Stored data entries
__________

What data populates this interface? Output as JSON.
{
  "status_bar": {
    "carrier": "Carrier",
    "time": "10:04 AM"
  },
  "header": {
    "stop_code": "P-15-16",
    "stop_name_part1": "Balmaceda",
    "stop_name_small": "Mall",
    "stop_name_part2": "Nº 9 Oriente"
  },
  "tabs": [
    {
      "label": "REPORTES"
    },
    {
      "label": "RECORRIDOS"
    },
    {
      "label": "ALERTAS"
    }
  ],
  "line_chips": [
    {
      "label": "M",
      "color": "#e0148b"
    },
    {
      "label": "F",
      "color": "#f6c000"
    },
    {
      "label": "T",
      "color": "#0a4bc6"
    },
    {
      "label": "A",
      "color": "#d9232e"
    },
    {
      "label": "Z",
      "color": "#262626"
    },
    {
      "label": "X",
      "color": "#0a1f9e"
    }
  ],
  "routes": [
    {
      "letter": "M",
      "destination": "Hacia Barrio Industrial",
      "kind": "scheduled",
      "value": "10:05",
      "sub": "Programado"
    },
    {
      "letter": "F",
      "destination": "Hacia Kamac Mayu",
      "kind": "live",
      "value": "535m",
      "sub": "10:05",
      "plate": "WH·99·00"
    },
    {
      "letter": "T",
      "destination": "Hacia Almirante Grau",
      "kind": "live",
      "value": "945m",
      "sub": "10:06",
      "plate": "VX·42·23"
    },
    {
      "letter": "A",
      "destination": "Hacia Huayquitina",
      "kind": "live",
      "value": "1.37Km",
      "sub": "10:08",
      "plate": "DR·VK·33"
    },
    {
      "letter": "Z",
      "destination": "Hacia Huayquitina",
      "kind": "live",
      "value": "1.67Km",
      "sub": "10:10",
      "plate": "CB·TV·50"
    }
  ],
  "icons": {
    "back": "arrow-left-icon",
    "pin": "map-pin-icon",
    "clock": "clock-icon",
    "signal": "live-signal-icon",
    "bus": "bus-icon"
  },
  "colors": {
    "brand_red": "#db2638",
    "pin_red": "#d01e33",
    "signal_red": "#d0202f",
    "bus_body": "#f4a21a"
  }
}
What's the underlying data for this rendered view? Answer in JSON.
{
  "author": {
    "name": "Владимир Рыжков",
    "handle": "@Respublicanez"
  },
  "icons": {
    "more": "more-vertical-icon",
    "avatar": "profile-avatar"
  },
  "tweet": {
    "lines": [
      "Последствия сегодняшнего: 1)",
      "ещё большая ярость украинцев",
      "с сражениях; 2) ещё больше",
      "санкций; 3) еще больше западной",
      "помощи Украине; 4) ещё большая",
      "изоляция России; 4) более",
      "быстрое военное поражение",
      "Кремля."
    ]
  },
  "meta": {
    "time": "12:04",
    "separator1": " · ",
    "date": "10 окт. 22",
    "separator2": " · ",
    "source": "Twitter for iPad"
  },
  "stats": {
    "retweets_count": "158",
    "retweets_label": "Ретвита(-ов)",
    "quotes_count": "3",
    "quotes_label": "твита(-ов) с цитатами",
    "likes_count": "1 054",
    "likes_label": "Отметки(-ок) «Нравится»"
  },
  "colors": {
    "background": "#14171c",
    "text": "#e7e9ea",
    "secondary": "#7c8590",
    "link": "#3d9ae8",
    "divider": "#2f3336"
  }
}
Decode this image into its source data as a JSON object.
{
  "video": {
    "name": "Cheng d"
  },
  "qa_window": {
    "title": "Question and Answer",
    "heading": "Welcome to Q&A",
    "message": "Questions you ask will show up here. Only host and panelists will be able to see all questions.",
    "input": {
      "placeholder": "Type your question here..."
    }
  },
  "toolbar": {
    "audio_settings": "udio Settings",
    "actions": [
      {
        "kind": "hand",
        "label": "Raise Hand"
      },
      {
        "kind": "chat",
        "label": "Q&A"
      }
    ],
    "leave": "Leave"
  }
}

__________

Task objective: Extract all lines of the records above that include "Hacia".

Task answer:
      "destination": "Hacia Barrio Industrial",
      "destination": "Hacia Kamac Mayu",
      "destination": "Hacia Almirante Grau",
      "destination": "Hacia Huayquitina",
      "destination": "Hacia Huayquitina",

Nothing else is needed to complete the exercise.